• [TASK INSTRUCTIONS]:
[1] Translate this sentence from the passage shown into Spanish: "Many disease activity indices are used to measure ulcerative colitis."
[2] Output, word for word, the stretch of the passage shown that begins at the words "Rockey DC, Paulson" and stops after the words "2005 Jan 22;365(9456):305-11.".

*** PASSAGE SHOWN ***

Is endoscopy necessary for the measurement of disease activity in ulcerative colitis?
Higgins PD, Schwartz M, Mapili J, Zimmermann EM
Am J Gastroenterol 2005 Feb;100(2):355-61.

OBJECTIVES: Many disease activity indices are used to measure ulcerative colitis. Invasive indices incorporate an endoscopic score, while noninvasive indices do not require endoscopy. In clinical practice, many patients are treated based on their symptoms without endoscopic evaluation. However, invasive indices are commonly used in clinical research. Our objective was to determine whether endoscopy is necessary for the assessment of disease activity in patients with ulcerative colitis. METHODS: Sixty-six consecutive ulcerative colitis patients were evaluated with invasive indices: the St. Mark's index and the Ulcerative Colitis Disease Activity Index (UCDAI); and noninvasive indices: the Simple Clinical Colitis Activity Index (SCCAI) and the Seo index. The correlations between the indices were measured. The contribution of the endoscopic items was measured with linear regression modeling. The overlap of endoscopy with other items in the standard indices was determined through factor analysis. RESULTS: The two noninvasive indices correlated well with the invasive St. Mark's Index (SCCAI 0.86, Seo 0.70). After adjusting for the three noninvasive UCDAI items, the UCDAI endoscopy item predicted only 0.04% of the variance in the St. Mark's index. Factor analysis demonstrated that this is because the endoscopy items in the invasive indices correlate with stool frequency and stool blood items. CONCLUSIONS: Endoscopy items contribute little additional information to indices of disease activity in ulcerative colitis. The clinical practice of treating patients based on reported symptoms is appropriate. The use of noninvasive indices in clinical trials could lower study costs and may increase subjects' willingness to participate. (Am J Gastroenterol 2005;100:355-361).

Analysis of air contrast barium enema, computed tomographic colonography, and colonoscopy: prospective comparison.
Rockey DC, Paulson E, Niedzwiecki D, Davis W, Bosworth HB, Sanders L, Yee J, Henderson J, Hatten P, Burdick S, Sanyal A, Rubin DT, Sterling M, Akerkar G, Bhutani MS, Binmoeller K, Garvie J, Bini EJ, McQuaid K, Foster WL, Thompson WM, Dachman A, Halvorsen
Lancet 2005 Jan 22;365(9456):305-11.

*** End of PASSAGE SHOWN ***
*** STORED DATA ***

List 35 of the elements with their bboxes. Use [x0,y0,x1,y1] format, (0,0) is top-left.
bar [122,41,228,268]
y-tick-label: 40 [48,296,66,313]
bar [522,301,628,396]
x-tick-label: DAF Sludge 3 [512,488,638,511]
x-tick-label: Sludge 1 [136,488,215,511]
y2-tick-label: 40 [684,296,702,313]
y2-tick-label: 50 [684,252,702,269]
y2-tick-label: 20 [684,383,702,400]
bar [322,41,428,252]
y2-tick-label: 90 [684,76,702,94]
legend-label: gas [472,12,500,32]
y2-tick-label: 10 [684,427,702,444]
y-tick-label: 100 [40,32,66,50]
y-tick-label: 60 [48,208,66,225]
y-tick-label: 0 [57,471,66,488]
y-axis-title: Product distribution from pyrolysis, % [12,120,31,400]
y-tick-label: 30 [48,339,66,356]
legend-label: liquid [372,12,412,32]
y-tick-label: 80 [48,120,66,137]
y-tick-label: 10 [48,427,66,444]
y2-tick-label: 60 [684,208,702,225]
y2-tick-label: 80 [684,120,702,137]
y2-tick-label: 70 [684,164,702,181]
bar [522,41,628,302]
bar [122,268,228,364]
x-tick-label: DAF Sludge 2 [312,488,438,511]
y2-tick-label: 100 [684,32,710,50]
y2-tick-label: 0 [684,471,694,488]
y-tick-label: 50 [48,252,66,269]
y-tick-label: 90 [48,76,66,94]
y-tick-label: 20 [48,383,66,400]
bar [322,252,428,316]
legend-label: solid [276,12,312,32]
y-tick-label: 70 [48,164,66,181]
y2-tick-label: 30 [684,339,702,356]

*** End of STORED DATA ***

• [ANSWERS FOR EACH ITEM]:
[1] Se utilizan muchos índices de actividad de la enfermedad para medir la colitis ulcerosa.

[2]
Rockey DC, Paulson E, Niedzwiecki D, Davis W, Bosworth HB, Sanders L, Yee J, Henderson J, Hatten P, Burdick S, Sanyal A, Rubin DT, Sterling M, Akerkar G, Bhutani MS, Binmoeller K, Garvie J, Bini EJ, McQuaid K, Foster WL, Thompson WM, Dachman A, Halvorsen
Lancet 2005 Jan 22;365(9456):305-11.